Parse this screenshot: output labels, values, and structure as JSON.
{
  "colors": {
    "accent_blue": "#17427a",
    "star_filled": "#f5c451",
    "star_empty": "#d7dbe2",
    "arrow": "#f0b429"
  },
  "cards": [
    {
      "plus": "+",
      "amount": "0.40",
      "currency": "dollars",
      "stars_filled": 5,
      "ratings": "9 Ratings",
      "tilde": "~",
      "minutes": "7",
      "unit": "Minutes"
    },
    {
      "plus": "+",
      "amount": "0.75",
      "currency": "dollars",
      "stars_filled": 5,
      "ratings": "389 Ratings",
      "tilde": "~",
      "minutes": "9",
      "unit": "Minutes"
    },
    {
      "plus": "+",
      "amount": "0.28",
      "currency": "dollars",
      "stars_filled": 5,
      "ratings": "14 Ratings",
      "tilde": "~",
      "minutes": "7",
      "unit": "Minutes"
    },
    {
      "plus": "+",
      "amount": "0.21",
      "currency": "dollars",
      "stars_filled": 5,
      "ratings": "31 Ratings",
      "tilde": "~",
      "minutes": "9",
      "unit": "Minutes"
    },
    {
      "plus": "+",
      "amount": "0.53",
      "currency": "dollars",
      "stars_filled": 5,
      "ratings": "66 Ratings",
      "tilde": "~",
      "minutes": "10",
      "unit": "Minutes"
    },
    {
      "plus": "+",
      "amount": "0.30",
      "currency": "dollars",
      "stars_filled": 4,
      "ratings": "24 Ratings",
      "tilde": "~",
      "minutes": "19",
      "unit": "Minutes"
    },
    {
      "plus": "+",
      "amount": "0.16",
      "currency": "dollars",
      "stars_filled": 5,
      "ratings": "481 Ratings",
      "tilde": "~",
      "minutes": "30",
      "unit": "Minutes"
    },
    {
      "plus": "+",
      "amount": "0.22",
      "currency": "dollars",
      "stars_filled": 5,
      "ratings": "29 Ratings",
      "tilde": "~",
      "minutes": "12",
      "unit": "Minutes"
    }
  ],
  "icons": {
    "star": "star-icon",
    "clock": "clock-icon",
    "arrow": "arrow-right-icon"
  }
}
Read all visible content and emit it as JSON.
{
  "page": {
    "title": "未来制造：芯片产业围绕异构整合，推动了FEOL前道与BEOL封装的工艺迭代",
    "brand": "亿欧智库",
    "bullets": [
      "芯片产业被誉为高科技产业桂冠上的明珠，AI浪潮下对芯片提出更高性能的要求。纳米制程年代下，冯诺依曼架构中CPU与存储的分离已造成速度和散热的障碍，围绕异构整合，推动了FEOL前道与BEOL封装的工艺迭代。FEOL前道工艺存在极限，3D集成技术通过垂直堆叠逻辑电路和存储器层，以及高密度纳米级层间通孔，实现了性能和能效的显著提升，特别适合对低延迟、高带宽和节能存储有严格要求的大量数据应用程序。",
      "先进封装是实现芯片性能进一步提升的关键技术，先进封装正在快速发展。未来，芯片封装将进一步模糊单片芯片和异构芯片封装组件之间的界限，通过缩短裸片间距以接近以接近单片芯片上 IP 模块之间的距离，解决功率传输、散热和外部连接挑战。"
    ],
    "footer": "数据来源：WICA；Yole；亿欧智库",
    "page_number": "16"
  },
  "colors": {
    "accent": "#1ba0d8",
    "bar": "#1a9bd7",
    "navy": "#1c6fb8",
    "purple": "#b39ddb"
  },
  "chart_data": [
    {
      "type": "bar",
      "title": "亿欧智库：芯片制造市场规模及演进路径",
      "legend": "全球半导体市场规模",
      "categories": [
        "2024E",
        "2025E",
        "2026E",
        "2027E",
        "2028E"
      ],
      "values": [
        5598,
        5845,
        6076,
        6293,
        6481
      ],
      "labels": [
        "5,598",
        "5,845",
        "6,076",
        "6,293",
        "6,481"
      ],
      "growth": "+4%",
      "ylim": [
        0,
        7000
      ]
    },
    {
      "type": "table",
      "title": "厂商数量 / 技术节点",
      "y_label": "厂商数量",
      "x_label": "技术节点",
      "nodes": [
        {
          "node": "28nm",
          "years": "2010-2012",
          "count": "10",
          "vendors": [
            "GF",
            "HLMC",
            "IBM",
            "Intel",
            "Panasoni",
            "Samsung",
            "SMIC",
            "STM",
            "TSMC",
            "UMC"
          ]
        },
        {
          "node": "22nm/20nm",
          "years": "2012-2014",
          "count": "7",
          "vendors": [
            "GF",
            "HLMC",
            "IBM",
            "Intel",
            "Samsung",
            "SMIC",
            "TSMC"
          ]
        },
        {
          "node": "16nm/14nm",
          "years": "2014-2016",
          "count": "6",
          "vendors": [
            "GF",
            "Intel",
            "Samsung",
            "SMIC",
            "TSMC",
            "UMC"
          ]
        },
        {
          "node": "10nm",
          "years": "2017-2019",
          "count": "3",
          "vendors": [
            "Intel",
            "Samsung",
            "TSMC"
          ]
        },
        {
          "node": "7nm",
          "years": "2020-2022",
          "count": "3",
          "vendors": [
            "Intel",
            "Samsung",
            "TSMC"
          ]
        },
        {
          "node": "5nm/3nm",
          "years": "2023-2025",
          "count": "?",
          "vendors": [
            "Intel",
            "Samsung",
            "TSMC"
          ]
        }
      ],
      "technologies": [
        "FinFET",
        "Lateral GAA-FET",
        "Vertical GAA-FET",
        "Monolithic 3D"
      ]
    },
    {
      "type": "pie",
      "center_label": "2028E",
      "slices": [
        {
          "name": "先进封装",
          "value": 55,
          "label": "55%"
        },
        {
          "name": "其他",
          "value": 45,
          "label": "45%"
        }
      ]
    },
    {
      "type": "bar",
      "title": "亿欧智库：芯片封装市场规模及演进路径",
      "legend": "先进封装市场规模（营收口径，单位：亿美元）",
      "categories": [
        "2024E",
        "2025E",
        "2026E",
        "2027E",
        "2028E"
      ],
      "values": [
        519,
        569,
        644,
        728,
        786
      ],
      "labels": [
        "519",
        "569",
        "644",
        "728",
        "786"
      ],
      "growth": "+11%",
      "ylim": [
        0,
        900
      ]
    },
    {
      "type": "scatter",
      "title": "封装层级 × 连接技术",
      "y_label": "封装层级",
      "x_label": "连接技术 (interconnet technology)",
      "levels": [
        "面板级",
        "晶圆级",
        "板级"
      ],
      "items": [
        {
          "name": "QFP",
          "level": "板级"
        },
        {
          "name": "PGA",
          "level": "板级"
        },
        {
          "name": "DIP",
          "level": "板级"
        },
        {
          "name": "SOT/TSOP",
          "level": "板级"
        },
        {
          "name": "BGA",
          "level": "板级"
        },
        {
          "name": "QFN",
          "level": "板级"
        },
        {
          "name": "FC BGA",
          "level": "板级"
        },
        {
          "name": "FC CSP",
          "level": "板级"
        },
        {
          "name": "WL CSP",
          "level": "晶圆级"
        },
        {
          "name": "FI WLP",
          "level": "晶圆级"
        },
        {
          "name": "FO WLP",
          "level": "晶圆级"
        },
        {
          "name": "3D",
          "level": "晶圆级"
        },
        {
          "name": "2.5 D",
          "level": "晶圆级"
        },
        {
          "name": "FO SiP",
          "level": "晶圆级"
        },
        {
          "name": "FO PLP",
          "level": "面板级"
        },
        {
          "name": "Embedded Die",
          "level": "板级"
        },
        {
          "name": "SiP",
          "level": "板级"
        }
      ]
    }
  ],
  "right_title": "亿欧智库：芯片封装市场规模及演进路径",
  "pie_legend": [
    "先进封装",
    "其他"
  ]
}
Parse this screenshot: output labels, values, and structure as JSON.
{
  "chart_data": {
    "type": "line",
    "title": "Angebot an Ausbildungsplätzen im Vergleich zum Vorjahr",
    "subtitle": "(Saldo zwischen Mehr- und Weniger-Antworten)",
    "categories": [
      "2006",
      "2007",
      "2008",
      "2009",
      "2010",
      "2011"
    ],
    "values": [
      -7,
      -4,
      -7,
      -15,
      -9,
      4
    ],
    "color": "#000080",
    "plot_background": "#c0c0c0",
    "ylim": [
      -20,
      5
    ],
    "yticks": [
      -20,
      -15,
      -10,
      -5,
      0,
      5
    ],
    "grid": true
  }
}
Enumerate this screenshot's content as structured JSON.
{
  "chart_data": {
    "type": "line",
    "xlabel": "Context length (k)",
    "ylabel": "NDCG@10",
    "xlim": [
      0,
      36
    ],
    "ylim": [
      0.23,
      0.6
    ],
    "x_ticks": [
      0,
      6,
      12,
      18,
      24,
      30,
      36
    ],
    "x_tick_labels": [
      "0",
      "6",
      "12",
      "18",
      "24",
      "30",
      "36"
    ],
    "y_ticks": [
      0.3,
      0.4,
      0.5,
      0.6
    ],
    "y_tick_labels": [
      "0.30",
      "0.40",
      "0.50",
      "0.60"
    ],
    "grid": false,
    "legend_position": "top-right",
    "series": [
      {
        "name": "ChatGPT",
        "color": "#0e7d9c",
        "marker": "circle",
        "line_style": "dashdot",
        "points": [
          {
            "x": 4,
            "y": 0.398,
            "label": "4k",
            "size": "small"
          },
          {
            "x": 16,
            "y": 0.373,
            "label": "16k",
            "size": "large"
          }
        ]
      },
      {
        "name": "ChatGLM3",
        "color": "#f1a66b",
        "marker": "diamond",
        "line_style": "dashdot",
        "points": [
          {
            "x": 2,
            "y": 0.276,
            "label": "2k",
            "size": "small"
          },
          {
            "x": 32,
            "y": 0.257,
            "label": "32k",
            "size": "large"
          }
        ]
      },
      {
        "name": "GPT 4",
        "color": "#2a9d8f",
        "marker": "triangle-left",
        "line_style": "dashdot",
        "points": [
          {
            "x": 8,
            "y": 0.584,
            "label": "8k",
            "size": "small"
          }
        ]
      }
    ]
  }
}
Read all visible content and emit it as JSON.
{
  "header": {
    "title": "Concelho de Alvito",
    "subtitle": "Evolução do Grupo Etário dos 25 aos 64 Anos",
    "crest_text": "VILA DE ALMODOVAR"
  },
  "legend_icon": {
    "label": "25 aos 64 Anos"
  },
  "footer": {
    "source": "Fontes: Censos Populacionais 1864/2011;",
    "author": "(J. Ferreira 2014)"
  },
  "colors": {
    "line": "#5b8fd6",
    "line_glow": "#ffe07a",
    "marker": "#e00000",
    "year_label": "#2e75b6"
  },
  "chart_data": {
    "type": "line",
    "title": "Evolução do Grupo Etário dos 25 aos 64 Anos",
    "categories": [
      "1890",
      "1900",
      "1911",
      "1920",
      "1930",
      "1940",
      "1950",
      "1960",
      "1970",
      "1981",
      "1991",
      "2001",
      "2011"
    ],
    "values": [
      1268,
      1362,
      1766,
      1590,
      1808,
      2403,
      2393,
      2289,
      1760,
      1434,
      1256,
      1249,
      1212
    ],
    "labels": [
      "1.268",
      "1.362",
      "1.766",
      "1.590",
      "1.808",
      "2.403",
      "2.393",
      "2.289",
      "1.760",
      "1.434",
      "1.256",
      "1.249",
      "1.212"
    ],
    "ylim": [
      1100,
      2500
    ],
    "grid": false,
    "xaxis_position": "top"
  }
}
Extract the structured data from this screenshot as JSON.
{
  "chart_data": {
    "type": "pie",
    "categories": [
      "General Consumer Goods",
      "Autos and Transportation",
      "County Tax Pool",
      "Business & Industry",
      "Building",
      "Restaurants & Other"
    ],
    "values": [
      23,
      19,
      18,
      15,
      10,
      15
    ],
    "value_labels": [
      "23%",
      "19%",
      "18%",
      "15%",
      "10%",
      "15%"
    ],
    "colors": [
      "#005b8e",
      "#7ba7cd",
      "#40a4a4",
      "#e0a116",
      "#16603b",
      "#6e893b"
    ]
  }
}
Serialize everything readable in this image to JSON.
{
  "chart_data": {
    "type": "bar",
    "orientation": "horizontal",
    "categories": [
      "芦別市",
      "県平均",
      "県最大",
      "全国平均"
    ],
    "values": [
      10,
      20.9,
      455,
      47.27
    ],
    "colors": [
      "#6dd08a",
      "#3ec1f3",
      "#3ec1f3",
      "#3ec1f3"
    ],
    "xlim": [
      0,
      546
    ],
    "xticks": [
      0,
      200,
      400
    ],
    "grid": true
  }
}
**********
# [TASK STATEMENT]
Your output consists solely of the lines from the one with "Serialize everything readable" through the last line, copied exactly.

# [SOLUTION FOR THIS TASK]
Serialize everything readable in this image to JSON.
{
  "chart_data": {
    "type": "bar",
    "orientation": "horizontal",
    "categories": [
      "芦別市",
      "県平均",
      "県最大",
      "全国平均"
    ],
    "values": [
      10,
      20.9,
      455,
      47.27
    ],
    "colors": [
      "#6dd08a",
      "#3ec1f3",
      "#3ec1f3",
      "#3ec1f3"
    ],
    "xlim": [
      0,
      546
    ],
    "xticks": [
      0,
      200,
      400
    ],
    "grid": true
  }
}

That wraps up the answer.